GIVEN REQUEST: Rewrite the records as a numbered list, from the first line through the line that contains "The second window 132 is at (458, 208).", both included, leaving out blank lines.
(begin)
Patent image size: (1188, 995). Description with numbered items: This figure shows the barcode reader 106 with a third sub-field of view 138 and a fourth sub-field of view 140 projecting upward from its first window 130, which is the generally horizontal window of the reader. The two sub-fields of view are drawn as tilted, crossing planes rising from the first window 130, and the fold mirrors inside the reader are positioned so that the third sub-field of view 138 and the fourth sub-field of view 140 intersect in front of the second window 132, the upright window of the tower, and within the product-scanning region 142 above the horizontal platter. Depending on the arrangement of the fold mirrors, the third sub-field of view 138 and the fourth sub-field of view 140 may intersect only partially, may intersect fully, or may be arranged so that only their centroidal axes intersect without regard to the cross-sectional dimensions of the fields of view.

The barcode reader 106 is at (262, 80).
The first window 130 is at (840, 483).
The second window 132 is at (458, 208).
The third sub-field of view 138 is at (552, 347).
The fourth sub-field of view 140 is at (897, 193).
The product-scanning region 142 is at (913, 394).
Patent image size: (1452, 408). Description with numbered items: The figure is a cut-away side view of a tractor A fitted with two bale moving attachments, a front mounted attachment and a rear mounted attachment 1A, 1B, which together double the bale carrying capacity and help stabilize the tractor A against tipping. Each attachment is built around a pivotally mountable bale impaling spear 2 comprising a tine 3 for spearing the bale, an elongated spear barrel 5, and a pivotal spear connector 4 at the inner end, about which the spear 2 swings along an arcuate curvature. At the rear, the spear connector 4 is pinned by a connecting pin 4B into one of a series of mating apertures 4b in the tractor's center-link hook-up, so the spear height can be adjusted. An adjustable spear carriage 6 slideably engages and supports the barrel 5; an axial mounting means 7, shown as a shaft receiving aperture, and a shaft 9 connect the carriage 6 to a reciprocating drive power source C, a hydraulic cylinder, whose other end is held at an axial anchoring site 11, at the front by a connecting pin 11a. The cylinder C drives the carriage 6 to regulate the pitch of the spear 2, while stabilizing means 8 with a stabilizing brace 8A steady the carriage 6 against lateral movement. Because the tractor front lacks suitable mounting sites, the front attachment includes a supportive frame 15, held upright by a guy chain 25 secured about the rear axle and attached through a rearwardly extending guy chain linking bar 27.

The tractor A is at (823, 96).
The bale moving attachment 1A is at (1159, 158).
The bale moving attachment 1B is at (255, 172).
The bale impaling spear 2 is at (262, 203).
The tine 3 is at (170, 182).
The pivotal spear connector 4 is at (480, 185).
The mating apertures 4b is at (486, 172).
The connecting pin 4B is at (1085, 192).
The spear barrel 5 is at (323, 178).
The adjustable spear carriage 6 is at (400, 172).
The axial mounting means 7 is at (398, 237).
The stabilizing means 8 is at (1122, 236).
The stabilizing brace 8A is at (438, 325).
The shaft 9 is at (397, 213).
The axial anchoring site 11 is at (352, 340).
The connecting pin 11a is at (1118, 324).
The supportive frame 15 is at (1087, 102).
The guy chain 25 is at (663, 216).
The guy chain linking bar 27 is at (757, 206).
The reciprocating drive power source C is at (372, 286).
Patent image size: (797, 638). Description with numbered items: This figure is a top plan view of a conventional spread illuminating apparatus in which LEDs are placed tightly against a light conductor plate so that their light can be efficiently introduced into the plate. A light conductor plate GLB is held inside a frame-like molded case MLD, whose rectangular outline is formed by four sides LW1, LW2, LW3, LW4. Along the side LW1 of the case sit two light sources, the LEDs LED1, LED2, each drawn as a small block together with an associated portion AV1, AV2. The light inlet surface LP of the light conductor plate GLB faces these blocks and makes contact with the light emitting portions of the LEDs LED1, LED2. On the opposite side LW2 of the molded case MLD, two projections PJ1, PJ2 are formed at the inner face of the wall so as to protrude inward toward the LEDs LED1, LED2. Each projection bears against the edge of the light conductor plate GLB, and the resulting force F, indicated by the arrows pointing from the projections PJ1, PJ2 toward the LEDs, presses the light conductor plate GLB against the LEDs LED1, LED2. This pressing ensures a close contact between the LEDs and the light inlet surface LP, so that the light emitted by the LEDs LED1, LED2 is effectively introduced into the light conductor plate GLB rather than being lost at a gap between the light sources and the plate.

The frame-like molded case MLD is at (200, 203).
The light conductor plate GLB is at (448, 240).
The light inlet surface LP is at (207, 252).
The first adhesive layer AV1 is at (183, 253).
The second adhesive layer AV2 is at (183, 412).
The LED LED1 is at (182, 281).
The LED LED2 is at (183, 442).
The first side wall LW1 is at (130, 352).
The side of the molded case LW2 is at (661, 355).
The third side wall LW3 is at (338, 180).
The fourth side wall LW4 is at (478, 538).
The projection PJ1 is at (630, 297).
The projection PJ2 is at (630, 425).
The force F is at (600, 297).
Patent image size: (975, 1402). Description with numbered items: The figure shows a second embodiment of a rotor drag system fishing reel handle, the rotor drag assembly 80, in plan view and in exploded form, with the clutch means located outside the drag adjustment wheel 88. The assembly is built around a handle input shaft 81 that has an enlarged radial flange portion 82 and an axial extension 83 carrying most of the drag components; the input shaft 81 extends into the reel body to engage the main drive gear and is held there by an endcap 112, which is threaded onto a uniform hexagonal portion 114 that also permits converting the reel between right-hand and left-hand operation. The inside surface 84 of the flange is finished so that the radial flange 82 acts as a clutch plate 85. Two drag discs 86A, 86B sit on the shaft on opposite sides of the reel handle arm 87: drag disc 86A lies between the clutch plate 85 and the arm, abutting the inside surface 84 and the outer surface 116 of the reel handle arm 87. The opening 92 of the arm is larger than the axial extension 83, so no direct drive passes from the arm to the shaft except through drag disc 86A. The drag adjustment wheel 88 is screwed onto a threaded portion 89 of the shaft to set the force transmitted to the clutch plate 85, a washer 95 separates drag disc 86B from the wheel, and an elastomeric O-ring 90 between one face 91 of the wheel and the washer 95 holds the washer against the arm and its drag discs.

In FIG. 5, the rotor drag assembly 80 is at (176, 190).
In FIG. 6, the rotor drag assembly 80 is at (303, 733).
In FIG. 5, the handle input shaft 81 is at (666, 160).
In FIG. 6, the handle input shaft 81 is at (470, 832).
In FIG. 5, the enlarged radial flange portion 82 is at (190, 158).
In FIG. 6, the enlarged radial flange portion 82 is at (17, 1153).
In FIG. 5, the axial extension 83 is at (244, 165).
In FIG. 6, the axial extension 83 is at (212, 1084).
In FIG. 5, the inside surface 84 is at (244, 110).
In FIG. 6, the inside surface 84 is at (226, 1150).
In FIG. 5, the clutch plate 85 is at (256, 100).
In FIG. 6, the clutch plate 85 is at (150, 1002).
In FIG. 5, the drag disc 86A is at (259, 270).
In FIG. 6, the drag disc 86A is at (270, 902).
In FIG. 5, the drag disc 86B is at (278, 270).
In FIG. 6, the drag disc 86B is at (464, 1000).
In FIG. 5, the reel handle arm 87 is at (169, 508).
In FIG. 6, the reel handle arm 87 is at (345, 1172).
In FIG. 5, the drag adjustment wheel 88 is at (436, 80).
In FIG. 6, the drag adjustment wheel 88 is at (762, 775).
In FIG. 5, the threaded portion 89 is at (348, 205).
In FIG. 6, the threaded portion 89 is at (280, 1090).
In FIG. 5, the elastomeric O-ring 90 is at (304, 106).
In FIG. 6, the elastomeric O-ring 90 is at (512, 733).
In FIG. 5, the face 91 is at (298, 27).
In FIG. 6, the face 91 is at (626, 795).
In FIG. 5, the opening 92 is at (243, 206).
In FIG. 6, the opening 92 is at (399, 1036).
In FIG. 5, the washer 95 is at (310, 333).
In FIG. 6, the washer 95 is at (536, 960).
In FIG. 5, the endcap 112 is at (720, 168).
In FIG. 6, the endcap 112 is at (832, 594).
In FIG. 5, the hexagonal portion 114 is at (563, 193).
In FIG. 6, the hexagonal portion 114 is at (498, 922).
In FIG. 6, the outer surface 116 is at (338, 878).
(end)
COMPLETE RESPONSE:
1. Patent image size: (1188, 995). Description with numbered items: This figure shows the barcode reader 106 with a third sub-field of view 138 and a fourth sub-field of view 140 projecting upward from its first window 130, which is the generally horizontal window of the reader. The two sub-fields of view are drawn as tilted, crossing planes rising from the first window 130, and the fold mirrors inside the reader are positioned so that the third sub-field of view 138 and the fourth sub-field of view 140 intersect in front of the second window 132, the upright window of the tower, and within the product-scanning region 142 above the horizontal platter. Depending on the arrangement of the fold mirrors, the third sub-field of view 138 and the fourth sub-field of view 140 may intersect only partially, may intersect fully, or may be arranged so that only their centroidal axes intersect without regard to the cross-sectional dimensions of the fields of view.
2. The barcode reader 106 is at (262, 80).
3. The first window 130 is at (840, 483).
4. The second window 132 is at (458, 208).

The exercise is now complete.